:: SHORT TASK ::
Repeat the whole listing exactly.

:: RECORD SET ::
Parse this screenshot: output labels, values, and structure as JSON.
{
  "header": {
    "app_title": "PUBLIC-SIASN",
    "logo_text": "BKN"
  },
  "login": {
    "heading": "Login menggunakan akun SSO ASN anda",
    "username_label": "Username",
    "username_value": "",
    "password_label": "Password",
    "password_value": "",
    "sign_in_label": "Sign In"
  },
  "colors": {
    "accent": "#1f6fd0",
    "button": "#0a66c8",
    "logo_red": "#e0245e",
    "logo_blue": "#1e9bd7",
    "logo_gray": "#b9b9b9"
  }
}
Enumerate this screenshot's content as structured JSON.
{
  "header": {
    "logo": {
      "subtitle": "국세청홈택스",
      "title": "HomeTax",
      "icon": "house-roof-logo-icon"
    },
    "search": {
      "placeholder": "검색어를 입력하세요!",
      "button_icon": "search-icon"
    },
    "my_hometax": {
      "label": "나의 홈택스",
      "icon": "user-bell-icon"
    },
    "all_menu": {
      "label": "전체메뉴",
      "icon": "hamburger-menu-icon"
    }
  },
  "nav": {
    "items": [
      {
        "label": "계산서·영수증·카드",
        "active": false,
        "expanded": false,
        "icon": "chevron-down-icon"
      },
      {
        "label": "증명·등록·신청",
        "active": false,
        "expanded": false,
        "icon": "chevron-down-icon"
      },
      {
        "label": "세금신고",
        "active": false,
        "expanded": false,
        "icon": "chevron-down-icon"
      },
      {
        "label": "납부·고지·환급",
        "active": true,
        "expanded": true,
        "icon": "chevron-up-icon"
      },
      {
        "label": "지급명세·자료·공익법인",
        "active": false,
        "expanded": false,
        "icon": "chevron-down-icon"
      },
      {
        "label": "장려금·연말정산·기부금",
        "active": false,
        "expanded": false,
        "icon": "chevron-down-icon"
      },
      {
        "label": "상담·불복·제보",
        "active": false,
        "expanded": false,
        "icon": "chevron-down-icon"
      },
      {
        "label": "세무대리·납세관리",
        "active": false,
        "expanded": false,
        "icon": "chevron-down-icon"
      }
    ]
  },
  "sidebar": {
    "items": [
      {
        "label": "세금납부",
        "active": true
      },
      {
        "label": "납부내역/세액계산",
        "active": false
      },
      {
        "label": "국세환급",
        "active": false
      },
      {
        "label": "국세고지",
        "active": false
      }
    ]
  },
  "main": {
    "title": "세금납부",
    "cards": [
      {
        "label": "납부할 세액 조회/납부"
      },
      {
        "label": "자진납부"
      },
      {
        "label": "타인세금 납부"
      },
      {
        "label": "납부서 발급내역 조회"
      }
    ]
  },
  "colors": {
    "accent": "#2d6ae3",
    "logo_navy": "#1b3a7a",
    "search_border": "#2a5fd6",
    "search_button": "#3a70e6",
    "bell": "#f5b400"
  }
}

:: OUTPUT OF THE TASK ::
Parse this screenshot: output labels, values, and structure as JSON.
{
  "header": {
    "app_title": "PUBLIC-SIASN",
    "logo_text": "BKN"
  },
  "login": {
    "heading": "Login menggunakan akun SSO ASN anda",
    "username_label": "Username",
    "username_value": "",
    "password_label": "Password",
    "password_value": "",
    "sign_in_label": "Sign In"
  },
  "colors": {
    "accent": "#1f6fd0",
    "button": "#0a66c8",
    "logo_red": "#e0245e",
    "logo_blue": "#1e9bd7",
    "logo_gray": "#b9b9b9"
  }
}
Enumerate this screenshot's content as structured JSON.
{
  "header": {
    "logo": {
      "subtitle": "국세청홈택스",
      "title": "HomeTax",
      "icon": "house-roof-logo-icon"
    },
    "search": {
      "placeholder": "검색어를 입력하세요!",
      "button_icon": "search-icon"
    },
    "my_hometax": {
      "label": "나의 홈택스",
      "icon": "user-bell-icon"
    },
    "all_menu": {
      "label": "전체메뉴",
      "icon": "hamburger-menu-icon"
    }
  },
  "nav": {
    "items": [
      {
        "label": "계산서·영수증·카드",
        "active": false,
        "expanded": false,
        "icon": "chevron-down-icon"
      },
      {
        "label": "증명·등록·신청",
        "active": false,
        "expanded": false,
        "icon": "chevron-down-icon"
      },
      {
        "label": "세금신고",
        "active": false,
        "expanded": false,
        "icon": "chevron-down-icon"
      },
      {
        "label": "납부·고지·환급",
        "active": true,
        "expanded": true,
        "icon": "chevron-up-icon"
      },
      {
        "label": "지급명세·자료·공익법인",
        "active": false,
        "expanded": false,
        "icon": "chevron-down-icon"
      },
      {
        "label": "장려금·연말정산·기부금",
        "active": false,
        "expanded": false,
        "icon": "chevron-down-icon"
      },
      {
        "label": "상담·불복·제보",
        "active": false,
        "expanded": false,
        "icon": "chevron-down-icon"
      },
      {
        "label": "세무대리·납세관리",
        "active": false,
        "expanded": false,
        "icon": "chevron-down-icon"
      }
    ]
  },
  "sidebar": {
    "items": [
      {
        "label": "세금납부",
        "active": true
      },
      {
        "label": "납부내역/세액계산",
        "active": false
      },
      {
        "label": "국세환급",
        "active": false
      },
      {
        "label": "국세고지",
        "active": false
      }
    ]
  },
  "main": {
    "title": "세금납부",
    "cards": [
      {
        "label": "납부할 세액 조회/납부"
      },
      {
        "label": "자진납부"
      },
      {
        "label": "타인세금 납부"
      },
      {
        "label": "납부서 발급내역 조회"
      }
    ]
  },
  "colors": {
    "accent": "#2d6ae3",
    "logo_navy": "#1b3a7a",
    "search_border": "#2a5fd6",
    "search_button": "#3a70e6",
    "bell": "#f5b400"
  }
}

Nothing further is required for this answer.